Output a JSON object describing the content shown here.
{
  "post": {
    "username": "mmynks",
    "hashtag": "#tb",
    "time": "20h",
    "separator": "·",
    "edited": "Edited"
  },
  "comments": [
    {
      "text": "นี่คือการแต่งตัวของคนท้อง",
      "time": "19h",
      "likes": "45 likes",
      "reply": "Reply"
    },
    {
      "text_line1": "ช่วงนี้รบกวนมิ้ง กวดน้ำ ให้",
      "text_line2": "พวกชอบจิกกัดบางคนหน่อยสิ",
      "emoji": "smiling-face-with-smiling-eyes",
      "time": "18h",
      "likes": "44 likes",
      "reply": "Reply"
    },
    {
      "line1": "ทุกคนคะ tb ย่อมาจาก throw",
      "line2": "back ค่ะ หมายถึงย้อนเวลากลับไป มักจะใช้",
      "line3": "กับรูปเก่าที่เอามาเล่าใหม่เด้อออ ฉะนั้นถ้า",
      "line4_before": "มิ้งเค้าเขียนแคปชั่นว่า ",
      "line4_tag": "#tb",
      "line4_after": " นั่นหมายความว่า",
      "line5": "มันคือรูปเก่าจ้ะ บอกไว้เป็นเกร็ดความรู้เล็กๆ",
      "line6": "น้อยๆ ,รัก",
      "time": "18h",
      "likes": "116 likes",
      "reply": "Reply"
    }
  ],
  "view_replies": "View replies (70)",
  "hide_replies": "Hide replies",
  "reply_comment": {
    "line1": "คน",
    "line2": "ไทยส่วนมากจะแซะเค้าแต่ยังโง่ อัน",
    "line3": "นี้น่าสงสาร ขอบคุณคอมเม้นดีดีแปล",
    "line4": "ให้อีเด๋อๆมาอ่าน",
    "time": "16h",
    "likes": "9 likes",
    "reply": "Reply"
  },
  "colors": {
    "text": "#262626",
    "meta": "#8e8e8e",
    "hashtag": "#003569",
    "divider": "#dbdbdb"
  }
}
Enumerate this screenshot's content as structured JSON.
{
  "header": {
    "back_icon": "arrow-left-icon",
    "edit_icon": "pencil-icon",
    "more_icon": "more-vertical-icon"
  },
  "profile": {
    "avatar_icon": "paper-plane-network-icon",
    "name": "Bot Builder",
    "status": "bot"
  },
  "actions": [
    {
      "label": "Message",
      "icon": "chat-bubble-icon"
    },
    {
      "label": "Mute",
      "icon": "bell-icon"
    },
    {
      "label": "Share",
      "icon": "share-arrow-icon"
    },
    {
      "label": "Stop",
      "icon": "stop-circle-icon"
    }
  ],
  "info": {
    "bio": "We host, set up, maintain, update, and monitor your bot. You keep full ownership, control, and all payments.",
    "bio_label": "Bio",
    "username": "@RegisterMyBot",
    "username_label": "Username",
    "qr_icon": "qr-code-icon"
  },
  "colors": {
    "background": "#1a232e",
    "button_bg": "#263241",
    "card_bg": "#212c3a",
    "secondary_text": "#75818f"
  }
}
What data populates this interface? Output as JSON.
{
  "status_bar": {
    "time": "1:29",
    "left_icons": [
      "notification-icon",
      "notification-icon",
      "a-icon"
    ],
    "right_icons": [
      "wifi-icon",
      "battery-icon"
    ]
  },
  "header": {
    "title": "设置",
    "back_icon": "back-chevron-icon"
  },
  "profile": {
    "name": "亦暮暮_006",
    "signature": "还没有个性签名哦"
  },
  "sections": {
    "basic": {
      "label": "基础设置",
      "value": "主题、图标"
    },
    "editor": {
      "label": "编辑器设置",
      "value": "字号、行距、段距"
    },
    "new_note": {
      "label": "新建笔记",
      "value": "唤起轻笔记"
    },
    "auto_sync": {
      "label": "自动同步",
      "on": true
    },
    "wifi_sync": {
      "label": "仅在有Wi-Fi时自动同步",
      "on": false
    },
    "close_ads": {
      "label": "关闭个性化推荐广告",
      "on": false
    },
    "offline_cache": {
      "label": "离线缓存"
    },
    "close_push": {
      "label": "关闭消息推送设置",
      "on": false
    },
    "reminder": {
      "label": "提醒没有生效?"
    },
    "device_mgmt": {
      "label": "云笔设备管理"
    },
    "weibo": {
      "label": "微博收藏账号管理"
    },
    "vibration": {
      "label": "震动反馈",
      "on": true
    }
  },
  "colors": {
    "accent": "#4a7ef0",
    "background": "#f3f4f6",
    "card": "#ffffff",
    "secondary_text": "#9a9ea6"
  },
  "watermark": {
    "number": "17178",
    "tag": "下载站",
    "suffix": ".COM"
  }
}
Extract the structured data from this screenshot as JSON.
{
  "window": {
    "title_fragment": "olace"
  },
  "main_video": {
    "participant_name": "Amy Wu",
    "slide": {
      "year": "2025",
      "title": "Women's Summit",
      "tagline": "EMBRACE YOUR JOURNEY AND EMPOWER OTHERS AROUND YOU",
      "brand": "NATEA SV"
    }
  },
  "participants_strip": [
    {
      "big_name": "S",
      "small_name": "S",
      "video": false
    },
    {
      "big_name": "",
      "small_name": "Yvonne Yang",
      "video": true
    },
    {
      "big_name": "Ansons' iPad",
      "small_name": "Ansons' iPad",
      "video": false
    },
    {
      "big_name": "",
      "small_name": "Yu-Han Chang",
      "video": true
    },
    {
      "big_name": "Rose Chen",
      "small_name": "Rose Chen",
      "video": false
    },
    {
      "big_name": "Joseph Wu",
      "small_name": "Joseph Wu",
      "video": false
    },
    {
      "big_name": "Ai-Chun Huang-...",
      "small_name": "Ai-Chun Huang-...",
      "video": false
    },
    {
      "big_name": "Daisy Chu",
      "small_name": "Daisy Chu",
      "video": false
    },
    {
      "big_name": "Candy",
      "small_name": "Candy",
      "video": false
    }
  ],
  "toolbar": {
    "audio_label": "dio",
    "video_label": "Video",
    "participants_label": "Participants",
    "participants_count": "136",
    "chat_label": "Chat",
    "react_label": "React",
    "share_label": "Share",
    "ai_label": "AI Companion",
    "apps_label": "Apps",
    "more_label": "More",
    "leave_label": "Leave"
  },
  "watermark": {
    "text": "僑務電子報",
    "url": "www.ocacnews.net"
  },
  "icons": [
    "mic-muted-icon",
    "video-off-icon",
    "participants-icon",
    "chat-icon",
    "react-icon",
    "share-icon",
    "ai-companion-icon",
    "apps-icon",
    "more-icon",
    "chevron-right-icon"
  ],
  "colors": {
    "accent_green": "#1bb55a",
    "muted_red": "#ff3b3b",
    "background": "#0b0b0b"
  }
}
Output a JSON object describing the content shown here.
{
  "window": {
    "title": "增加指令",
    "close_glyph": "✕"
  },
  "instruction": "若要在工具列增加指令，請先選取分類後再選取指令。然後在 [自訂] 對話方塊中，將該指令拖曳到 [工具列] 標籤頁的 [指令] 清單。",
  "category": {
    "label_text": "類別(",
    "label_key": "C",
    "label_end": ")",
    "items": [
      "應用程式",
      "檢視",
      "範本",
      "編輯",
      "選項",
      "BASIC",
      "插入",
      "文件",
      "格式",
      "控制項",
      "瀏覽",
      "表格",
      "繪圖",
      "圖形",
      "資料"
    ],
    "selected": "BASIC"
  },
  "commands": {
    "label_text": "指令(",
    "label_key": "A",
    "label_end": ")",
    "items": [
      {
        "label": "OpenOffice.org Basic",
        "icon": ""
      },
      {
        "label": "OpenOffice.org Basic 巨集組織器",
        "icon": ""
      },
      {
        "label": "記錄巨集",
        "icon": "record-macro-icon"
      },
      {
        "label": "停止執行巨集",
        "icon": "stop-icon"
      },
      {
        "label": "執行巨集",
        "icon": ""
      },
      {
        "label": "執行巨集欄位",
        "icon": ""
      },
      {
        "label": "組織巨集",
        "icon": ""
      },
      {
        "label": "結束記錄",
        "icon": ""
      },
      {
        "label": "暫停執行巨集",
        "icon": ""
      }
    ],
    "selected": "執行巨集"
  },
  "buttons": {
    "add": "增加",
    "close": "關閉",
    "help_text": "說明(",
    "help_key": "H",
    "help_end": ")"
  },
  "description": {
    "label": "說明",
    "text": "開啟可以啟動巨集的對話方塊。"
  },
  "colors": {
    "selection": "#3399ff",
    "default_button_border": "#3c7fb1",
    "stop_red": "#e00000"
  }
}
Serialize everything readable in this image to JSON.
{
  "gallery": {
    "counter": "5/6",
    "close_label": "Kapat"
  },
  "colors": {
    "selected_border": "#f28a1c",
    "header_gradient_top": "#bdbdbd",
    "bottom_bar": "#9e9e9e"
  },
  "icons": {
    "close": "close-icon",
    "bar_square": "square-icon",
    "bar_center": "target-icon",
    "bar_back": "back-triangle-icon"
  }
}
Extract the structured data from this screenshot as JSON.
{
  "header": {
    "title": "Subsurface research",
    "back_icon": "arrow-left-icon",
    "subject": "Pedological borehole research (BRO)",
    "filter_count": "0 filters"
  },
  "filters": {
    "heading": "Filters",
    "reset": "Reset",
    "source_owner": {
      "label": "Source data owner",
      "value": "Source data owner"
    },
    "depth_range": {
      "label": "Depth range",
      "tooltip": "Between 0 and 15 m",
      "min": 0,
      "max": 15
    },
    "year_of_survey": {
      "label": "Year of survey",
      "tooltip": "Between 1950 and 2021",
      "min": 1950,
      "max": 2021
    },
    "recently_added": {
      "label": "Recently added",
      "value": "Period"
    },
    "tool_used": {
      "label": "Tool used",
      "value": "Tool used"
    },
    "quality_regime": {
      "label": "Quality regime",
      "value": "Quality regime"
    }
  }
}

^^^^

> [Task details]:
State only the number of lines in these entries that contain "time".

> [Response for this exercise]:
6